Stated task: Your task is to copy every record exactly.

Dataset rows:
───
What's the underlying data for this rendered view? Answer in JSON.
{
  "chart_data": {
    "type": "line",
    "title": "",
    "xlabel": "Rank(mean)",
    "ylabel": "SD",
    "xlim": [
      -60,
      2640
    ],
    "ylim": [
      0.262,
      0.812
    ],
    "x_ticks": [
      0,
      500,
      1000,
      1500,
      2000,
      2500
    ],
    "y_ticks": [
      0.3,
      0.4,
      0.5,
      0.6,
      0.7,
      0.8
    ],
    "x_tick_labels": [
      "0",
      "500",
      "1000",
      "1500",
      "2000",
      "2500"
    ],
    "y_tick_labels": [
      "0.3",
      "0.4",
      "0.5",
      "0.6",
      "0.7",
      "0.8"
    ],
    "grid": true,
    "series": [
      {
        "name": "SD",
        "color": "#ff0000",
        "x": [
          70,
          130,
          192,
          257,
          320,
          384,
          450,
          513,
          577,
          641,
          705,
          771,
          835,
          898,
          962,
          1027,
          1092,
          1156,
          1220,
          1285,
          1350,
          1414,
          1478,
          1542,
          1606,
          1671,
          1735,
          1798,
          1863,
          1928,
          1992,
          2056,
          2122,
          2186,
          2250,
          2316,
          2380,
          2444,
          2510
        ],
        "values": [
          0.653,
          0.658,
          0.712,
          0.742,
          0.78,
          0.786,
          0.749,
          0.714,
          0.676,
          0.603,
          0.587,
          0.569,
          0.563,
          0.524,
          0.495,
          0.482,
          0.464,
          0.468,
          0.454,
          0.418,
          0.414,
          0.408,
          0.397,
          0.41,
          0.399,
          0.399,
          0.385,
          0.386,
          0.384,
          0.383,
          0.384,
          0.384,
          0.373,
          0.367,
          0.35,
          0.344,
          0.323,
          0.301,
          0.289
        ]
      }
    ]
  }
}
───
Answer in full:
What's the underlying data for this rendered view? Answer in JSON.
{
  "chart_data": {
    "type": "line",
    "title": "",
    "xlabel": "Rank(mean)",
    "ylabel": "SD",
    "xlim": [
      -60,
      2640
    ],
    "ylim": [
      0.262,
      0.812
    ],
    "x_ticks": [
      0,
      500,
      1000,
      1500,
      2000,
      2500
    ],
    "y_ticks": [
      0.3,
      0.4,
      0.5,
      0.6,
      0.7,
      0.8
    ],
    "x_tick_labels": [
      "0",
      "500",
      "1000",
      "1500",
      "2000",
      "2500"
    ],
    "y_tick_labels": [
      "0.3",
      "0.4",
      "0.5",
      "0.6",
      "0.7",
      "0.8"
    ],
    "grid": true,
    "series": [
      {
        "name": "SD",
        "color": "#ff0000",
        "x": [
          70,
          130,
          192,
          257,
          320,
          384,
          450,
          513,
          577,
          641,
          705,
          771,
          835,
          898,
          962,
          1027,
          1092,
          1156,
          1220,
          1285,
          1350,
          1414,
          1478,
          1542,
          1606,
          1671,
          1735,
          1798,
          1863,
          1928,
          1992,
          2056,
          2122,
          2186,
          2250,
          2316,
          2380,
          2444,
          2510
        ],
        "values": [
          0.653,
          0.658,
          0.712,
          0.742,
          0.78,
          0.786,
          0.749,
          0.714,
          0.676,
          0.603,
          0.587,
          0.569,
          0.563,
          0.524,
          0.495,
          0.482,
          0.464,
          0.468,
          0.454,
          0.418,
          0.414,
          0.408,
          0.397,
          0.41,
          0.399,
          0.399,
          0.385,
          0.386,
          0.384,
          0.383,
          0.384,
          0.384,
          0.373,
          0.367,
          0.35,
          0.344,
          0.323,
          0.301,
          0.289
        ]
      }
    ]
  }
}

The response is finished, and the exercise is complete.